◆ Selected extract:
§
Sorry, but as one who was on Slashdot from pre-userid days, and is in general a huge critic of the company, bullshit.
Microsoft is in a hard place in terms of determining what is or isn't allowed on their systems (due in large part to their own past and quite probably ongoing monopoly abuses), but fixing obvious flaws is to be applauded.
I don't champion the company often, but they're doing the right thing here. Actually, sanctioning Lenovo for letting this happen might be another option they've got. Though something tells me they won't play that card (and quite possibly cannot).
This is only is if Windows Defender is operational - in which case the user definitely wants the malware to be disabled/removed. It's akin to having a SPAM defender - in which you grant administrative rights to the owner of the Anti-SPAM tool to redirect spam to the bit-bucket.
Agreed. Seems like the lesser of two evils in this case. I applaud MSFT for realizing that the vast majority of their users will not have the impetus nor the requisite skill to remove this from their machine.
For all we know, Lenovo and Microsoft have been in communication and Lenovo asked or was ok with Microsoft doing this via Defender. Also, Defender specifically flags this issue as a "CompromisedCert", indicating that the impetus for removing it was not necessarily the app itself but because the private key for the cert was found and leaked everywhere.
I'm generally in favor of MS doing this specific thing, but there is potential for abuse here.
§
◆ Data section:
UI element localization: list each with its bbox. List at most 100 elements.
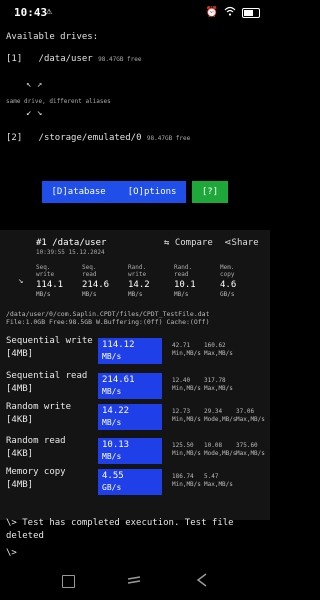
§
◆ The task: From the comments about Microsoft removing Lenovo's software, write out word for word the passage that starts with "This is only" and ends with "to the bit-bucket.".

◆ Task result:
This is only is if Windows Defender is operational - in which case the user definitely wants the malware to be disabled/removed. It's akin to having a SPAM defender - in which you grant administrative rights to the owner of the Anti-SPAM tool to redirect spam to the bit-bucket.